◆ **WHAT YOU WILL DO**: Repeat the listing in full, preserving every character.

○ ○ ○ ○

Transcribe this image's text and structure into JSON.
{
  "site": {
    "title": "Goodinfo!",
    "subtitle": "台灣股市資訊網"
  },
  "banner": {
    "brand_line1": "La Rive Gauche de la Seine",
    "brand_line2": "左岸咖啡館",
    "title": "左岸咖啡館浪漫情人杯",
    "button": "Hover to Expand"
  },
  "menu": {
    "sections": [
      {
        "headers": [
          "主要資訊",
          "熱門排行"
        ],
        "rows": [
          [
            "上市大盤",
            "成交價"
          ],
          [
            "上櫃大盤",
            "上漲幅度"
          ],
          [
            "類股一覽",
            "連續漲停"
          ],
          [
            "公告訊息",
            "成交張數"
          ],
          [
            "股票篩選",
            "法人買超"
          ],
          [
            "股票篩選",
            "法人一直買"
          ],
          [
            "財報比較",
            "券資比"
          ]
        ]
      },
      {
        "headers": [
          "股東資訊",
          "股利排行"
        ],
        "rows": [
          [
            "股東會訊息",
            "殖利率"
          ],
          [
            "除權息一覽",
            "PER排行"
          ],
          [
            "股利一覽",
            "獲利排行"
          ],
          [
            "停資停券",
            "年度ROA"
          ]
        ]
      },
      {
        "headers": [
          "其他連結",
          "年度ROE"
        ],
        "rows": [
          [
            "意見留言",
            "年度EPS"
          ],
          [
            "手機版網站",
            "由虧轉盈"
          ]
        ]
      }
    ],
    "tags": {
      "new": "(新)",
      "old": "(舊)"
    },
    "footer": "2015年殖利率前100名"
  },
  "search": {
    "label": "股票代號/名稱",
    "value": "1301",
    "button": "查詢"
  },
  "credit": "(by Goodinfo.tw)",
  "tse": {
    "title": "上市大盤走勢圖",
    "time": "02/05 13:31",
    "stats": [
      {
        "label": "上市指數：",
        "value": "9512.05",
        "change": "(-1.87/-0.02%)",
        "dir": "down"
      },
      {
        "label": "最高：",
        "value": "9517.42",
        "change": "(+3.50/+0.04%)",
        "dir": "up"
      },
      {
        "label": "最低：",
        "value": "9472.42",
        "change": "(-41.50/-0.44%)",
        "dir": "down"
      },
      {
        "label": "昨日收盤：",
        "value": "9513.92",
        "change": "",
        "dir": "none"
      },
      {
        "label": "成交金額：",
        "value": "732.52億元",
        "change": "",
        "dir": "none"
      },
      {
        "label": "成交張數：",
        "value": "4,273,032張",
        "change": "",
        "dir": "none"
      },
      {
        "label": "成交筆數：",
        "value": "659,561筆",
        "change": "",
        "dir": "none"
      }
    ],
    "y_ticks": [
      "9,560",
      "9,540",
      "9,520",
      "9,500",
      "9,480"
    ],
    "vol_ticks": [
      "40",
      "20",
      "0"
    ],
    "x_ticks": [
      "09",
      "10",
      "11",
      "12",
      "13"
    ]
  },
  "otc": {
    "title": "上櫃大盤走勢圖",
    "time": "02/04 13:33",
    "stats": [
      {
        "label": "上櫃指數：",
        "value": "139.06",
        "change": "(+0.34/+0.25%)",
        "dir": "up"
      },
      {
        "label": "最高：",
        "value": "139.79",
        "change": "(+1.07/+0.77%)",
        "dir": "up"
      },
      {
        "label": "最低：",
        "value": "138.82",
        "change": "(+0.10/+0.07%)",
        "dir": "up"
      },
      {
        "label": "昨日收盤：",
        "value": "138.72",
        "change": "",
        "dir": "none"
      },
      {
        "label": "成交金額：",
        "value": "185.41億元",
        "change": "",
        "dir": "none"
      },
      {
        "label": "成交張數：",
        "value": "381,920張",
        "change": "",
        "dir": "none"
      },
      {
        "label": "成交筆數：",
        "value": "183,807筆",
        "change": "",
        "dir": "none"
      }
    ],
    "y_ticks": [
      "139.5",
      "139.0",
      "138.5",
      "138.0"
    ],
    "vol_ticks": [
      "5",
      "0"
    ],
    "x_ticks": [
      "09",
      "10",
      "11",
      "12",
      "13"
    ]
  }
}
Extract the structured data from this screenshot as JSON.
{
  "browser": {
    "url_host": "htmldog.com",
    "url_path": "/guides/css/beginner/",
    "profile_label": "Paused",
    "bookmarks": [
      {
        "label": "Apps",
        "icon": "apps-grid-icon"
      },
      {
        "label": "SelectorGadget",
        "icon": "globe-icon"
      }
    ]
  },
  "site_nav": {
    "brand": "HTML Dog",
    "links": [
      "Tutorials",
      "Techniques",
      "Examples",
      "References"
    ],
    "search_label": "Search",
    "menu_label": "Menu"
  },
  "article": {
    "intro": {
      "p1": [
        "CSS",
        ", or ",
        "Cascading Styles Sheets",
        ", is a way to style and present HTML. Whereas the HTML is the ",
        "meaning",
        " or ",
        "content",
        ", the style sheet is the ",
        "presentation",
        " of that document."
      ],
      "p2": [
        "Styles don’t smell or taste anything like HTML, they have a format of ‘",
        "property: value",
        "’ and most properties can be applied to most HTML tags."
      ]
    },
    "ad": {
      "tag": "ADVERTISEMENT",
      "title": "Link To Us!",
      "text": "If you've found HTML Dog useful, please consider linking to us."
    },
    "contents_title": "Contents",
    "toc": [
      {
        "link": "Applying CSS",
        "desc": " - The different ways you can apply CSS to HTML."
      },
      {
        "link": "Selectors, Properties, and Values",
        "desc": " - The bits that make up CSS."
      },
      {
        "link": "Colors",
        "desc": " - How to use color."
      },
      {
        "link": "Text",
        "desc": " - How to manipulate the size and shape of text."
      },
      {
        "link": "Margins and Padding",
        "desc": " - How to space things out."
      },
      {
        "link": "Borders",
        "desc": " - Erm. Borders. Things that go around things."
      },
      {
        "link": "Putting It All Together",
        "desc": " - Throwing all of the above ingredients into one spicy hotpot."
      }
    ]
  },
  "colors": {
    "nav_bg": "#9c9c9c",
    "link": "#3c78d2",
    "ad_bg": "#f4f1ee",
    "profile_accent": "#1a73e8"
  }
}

○ ○ ○ ○

◆ **EXPECTED ANSWER**:
Transcribe this image's text and structure into JSON.
{
  "site": {
    "title": "Goodinfo!",
    "subtitle": "台灣股市資訊網"
  },
  "banner": {
    "brand_line1": "La Rive Gauche de la Seine",
    "brand_line2": "左岸咖啡館",
    "title": "左岸咖啡館浪漫情人杯",
    "button": "Hover to Expand"
  },
  "menu": {
    "sections": [
      {
        "headers": [
          "主要資訊",
          "熱門排行"
        ],
        "rows": [
          [
            "上市大盤",
            "成交價"
          ],
          [
            "上櫃大盤",
            "上漲幅度"
          ],
          [
            "類股一覽",
            "連續漲停"
          ],
          [
            "公告訊息",
            "成交張數"
          ],
          [
            "股票篩選",
            "法人買超"
          ],
          [
            "股票篩選",
            "法人一直買"
          ],
          [
            "財報比較",
            "券資比"
          ]
        ]
      },
      {
        "headers": [
          "股東資訊",
          "股利排行"
        ],
        "rows": [
          [
            "股東會訊息",
            "殖利率"
          ],
          [
            "除權息一覽",
            "PER排行"
          ],
          [
            "股利一覽",
            "獲利排行"
          ],
          [
            "停資停券",
            "年度ROA"
          ]
        ]
      },
      {
        "headers": [
          "其他連結",
          "年度ROE"
        ],
        "rows": [
          [
            "意見留言",
            "年度EPS"
          ],
          [
            "手機版網站",
            "由虧轉盈"
          ]
        ]
      }
    ],
    "tags": {
      "new": "(新)",
      "old": "(舊)"
    },
    "footer": "2015年殖利率前100名"
  },
  "search": {
    "label": "股票代號/名稱",
    "value": "1301",
    "button": "查詢"
  },
  "credit": "(by Goodinfo.tw)",
  "tse": {
    "title": "上市大盤走勢圖",
    "time": "02/05 13:31",
    "stats": [
      {
        "label": "上市指數：",
        "value": "9512.05",
        "change": "(-1.87/-0.02%)",
        "dir": "down"
      },
      {
        "label": "最高：",
        "value": "9517.42",
        "change": "(+3.50/+0.04%)",
        "dir": "up"
      },
      {
        "label": "最低：",
        "value": "9472.42",
        "change": "(-41.50/-0.44%)",
        "dir": "down"
      },
      {
        "label": "昨日收盤：",
        "value": "9513.92",
        "change": "",
        "dir": "none"
      },
      {
        "label": "成交金額：",
        "value": "732.52億元",
        "change": "",
        "dir": "none"
      },
      {
        "label": "成交張數：",
        "value": "4,273,032張",
        "change": "",
        "dir": "none"
      },
      {
        "label": "成交筆數：",
        "value": "659,561筆",
        "change": "",
        "dir": "none"
      }
    ],
    "y_ticks": [
      "9,560",
      "9,540",
      "9,520",
      "9,500",
      "9,480"
    ],
    "vol_ticks": [
      "40",
      "20",
      "0"
    ],
    "x_ticks": [
      "09",
      "10",
      "11",
      "12",
      "13"
    ]
  },
  "otc": {
    "title": "上櫃大盤走勢圖",
    "time": "02/04 13:33",
    "stats": [
      {
        "label": "上櫃指數：",
        "value": "139.06",
        "change": "(+0.34/+0.25%)",
        "dir": "up"
      },
      {
        "label": "最高：",
        "value": "139.79",
        "change": "(+1.07/+0.77%)",
        "dir": "up"
      },
      {
        "label": "最低：",
        "value": "138.82",
        "change": "(+0.10/+0.07%)",
        "dir": "up"
      },
      {
        "label": "昨日收盤：",
        "value": "138.72",
        "change": "",
        "dir": "none"
      },
      {
        "label": "成交金額：",
        "value": "185.41億元",
        "change": "",
        "dir": "none"
      },
      {
        "label": "成交張數：",
        "value": "381,920張",
        "change": "",
        "dir": "none"
      },
      {
        "label": "成交筆數：",
        "value": "183,807筆",
        "change": "",
        "dir": "none"
      }
    ],
    "y_ticks": [
      "139.5",
      "139.0",
      "138.5",
      "138.0"
    ],
    "vol_ticks": [
      "5",
      "0"
    ],
    "x_ticks": [
      "09",
      "10",
      "11",
      "12",
      "13"
    ]
  }
}
Extract the structured data from this screenshot as JSON.
{
  "browser": {
    "url_host": "htmldog.com",
    "url_path": "/guides/css/beginner/",
    "profile_label": "Paused",
    "bookmarks": [
      {
        "label": "Apps",
        "icon": "apps-grid-icon"
      },
      {
        "label": "SelectorGadget",
        "icon": "globe-icon"
      }
    ]
  },
  "site_nav": {
    "brand": "HTML Dog",
    "links": [
      "Tutorials",
      "Techniques",
      "Examples",
      "References"
    ],
    "search_label": "Search",
    "menu_label": "Menu"
  },
  "article": {
    "intro": {
      "p1": [
        "CSS",
        ", or ",
        "Cascading Styles Sheets",
        ", is a way to style and present HTML. Whereas the HTML is the ",
        "meaning",
        " or ",
        "content",
        ", the style sheet is the ",
        "presentation",
        " of that document."
      ],
      "p2": [
        "Styles don’t smell or taste anything like HTML, they have a format of ‘",
        "property: value",
        "’ and most properties can be applied to most HTML tags."
      ]
    },
    "ad": {
      "tag": "ADVERTISEMENT",
      "title": "Link To Us!",
      "text": "If you've found HTML Dog useful, please consider linking to us."
    },
    "contents_title": "Contents",
    "toc": [
      {
        "link": "Applying CSS",
        "desc": " - The different ways you can apply CSS to HTML."
      },
      {
        "link": "Selectors, Properties, and Values",
        "desc": " - The bits that make up CSS."
      },
      {
        "link": "Colors",
        "desc": " - How to use color."
      },
      {
        "link": "Text",
        "desc": " - How to manipulate the size and shape of text."
      },
      {
        "link": "Margins and Padding",
        "desc": " - How to space things out."
      },
      {
        "link": "Borders",
        "desc": " - Erm. Borders. Things that go around things."
      },
      {
        "link": "Putting It All Together",
        "desc": " - Throwing all of the above ingredients into one spicy hotpot."
      }
    ]
  },
  "colors": {
    "nav_bg": "#9c9c9c",
    "link": "#3c78d2",
    "ad_bg": "#f4f1ee",
    "profile_accent": "#1a73e8"
  }
}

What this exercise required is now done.